Task instructions: The records that follow need to be output exactly as they are.

— Start of Exercise input —

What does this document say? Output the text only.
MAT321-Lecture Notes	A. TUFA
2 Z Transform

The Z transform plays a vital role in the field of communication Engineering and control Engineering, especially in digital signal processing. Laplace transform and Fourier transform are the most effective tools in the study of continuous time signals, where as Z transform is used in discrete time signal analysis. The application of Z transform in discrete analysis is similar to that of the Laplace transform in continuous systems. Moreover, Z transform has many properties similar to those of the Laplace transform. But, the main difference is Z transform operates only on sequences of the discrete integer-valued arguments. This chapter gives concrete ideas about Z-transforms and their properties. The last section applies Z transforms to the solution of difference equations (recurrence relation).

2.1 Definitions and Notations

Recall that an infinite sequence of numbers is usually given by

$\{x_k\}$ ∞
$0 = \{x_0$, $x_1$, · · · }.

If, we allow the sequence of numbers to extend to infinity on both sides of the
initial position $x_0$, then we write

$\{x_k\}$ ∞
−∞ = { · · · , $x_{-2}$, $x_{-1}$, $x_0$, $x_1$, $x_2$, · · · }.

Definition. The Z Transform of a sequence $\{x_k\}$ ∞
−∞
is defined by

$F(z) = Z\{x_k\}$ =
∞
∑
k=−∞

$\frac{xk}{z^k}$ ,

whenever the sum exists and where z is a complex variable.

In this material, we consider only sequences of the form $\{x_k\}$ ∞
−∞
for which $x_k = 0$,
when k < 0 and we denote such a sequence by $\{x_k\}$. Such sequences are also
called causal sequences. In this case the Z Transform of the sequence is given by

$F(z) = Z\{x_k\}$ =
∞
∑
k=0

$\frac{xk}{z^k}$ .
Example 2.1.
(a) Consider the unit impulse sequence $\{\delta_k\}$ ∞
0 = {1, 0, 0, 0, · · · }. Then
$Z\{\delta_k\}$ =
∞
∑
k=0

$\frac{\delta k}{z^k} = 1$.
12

— End of Exercise input —

Exercise response:
What does this document say? Output the text only.
MAT321-Lecture Notes	A. TUFA
2 Z Transform

The Z transform plays a vital role in the field of communication Engineering and control Engineering, especially in digital signal processing. Laplace transform and Fourier transform are the most effective tools in the study of continuous time signals, where as Z transform is used in discrete time signal analysis. The application of Z transform in discrete analysis is similar to that of the Laplace transform in continuous systems. Moreover, Z transform has many properties similar to those of the Laplace transform. But, the main difference is Z transform operates only on sequences of the discrete integer-valued arguments. This chapter gives concrete ideas about Z-transforms and their properties. The last section applies Z transforms to the solution of difference equations (recurrence relation).

2.1 Definitions and Notations

Recall that an infinite sequence of numbers is usually given by

$\{x_k\}$ ∞
$0 = \{x_0$, $x_1$, · · · }.

If, we allow the sequence of numbers to extend to infinity on both sides of the
initial position $x_0$, then we write

$\{x_k\}$ ∞
−∞ = { · · · , $x_{-2}$, $x_{-1}$, $x_0$, $x_1$, $x_2$, · · · }.

Definition. The Z Transform of a sequence $\{x_k\}$ ∞
−∞
is defined by

$F(z) = Z\{x_k\}$ =
∞
∑
k=−∞

$\frac{xk}{z^k}$ ,

whenever the sum exists and where z is a complex variable.

In this material, we consider only sequences of the form $\{x_k\}$ ∞
−∞
for which $x_k = 0$,
when k < 0 and we denote such a sequence by $\{x_k\}$. Such sequences are also
called causal sequences. In this case the Z Transform of the sequence is given by

$F(z) = Z\{x_k\}$ =
∞
∑
k=0

$\frac{xk}{z^k}$ .
Example 2.1.
(a) Consider the unit impulse sequence $\{\delta_k\}$ ∞
0 = {1, 0, 0, 0, · · · }. Then
$Z\{\delta_k\}$ =
∞
∑
k=0

$\frac{\delta k}{z^k} = 1$.
12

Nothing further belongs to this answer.